#### [Given problem]
List all lines in the material below that contain "along".

**** The input

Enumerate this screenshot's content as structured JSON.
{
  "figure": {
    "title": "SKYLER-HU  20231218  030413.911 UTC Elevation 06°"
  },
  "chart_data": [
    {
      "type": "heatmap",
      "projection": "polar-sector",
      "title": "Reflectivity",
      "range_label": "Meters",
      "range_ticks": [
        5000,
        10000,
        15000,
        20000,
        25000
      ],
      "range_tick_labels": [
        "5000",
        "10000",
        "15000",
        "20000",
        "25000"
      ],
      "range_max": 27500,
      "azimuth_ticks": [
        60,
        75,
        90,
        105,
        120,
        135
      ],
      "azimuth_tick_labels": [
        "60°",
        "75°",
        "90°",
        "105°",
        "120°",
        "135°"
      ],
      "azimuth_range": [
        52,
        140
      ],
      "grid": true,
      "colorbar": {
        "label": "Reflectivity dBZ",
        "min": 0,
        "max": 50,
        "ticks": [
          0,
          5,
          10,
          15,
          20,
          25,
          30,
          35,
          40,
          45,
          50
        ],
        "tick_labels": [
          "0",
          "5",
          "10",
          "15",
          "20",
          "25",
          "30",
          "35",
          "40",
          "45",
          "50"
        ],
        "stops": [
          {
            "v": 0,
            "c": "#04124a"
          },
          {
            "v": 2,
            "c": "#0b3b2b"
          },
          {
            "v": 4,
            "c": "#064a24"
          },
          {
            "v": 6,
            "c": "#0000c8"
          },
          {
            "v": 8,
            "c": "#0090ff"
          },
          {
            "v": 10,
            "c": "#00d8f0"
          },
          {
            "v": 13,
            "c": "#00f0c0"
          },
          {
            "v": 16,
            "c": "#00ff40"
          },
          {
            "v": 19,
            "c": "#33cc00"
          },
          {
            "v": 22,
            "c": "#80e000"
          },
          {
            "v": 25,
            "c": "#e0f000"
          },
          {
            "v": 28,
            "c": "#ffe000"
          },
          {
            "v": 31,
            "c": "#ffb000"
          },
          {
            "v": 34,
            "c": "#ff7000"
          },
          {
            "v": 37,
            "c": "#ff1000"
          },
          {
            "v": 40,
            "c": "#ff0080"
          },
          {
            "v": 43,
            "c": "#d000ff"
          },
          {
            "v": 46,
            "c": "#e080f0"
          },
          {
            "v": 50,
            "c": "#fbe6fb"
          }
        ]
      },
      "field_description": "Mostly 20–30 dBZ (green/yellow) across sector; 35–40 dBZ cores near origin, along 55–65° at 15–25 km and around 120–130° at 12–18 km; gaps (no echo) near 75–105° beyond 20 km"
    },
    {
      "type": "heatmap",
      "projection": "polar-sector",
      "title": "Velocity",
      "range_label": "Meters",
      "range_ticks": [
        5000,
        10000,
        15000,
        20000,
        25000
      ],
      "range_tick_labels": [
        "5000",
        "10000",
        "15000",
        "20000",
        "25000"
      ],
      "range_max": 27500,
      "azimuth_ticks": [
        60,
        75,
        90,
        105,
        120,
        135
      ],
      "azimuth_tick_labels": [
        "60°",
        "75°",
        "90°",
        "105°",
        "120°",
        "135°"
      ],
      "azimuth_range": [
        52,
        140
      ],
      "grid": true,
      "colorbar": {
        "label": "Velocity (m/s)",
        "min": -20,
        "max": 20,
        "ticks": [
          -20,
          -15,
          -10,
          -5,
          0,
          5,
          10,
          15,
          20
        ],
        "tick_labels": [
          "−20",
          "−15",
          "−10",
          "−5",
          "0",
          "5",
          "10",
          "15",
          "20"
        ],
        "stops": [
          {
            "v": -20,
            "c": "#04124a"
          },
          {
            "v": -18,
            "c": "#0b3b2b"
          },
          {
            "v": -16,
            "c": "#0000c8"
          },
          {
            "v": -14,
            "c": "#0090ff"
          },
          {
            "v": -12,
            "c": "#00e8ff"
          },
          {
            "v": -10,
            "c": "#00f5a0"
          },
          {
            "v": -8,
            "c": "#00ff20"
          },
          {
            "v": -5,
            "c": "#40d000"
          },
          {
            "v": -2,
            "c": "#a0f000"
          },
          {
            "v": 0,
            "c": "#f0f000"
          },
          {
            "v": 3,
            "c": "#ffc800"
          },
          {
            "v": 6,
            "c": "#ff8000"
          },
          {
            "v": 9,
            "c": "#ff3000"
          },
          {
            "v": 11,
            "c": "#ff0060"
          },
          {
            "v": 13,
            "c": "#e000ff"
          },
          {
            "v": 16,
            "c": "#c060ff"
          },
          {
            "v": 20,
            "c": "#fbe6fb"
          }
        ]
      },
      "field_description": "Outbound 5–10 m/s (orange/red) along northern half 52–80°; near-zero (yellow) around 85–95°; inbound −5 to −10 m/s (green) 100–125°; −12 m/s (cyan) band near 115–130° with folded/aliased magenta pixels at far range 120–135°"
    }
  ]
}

********

#### [Output below]
      "field_description": "Mostly 20–30 dBZ (green/yellow) across sector; 35–40 dBZ cores near origin, along 55–65° at 15–25 km and around 120–130° at 12–18 km; gaps (no echo) near 75–105° beyond 20 km"
      "field_description": "Outbound 5–10 m/s (orange/red) along northern half 52–80°; near-zero (yellow) around 85–95°; inbound −5 to −10 m/s (green) 100–125°; −12 m/s (cyan) band near 115–130° with folded/aliased magenta pixels at far range 120–135°"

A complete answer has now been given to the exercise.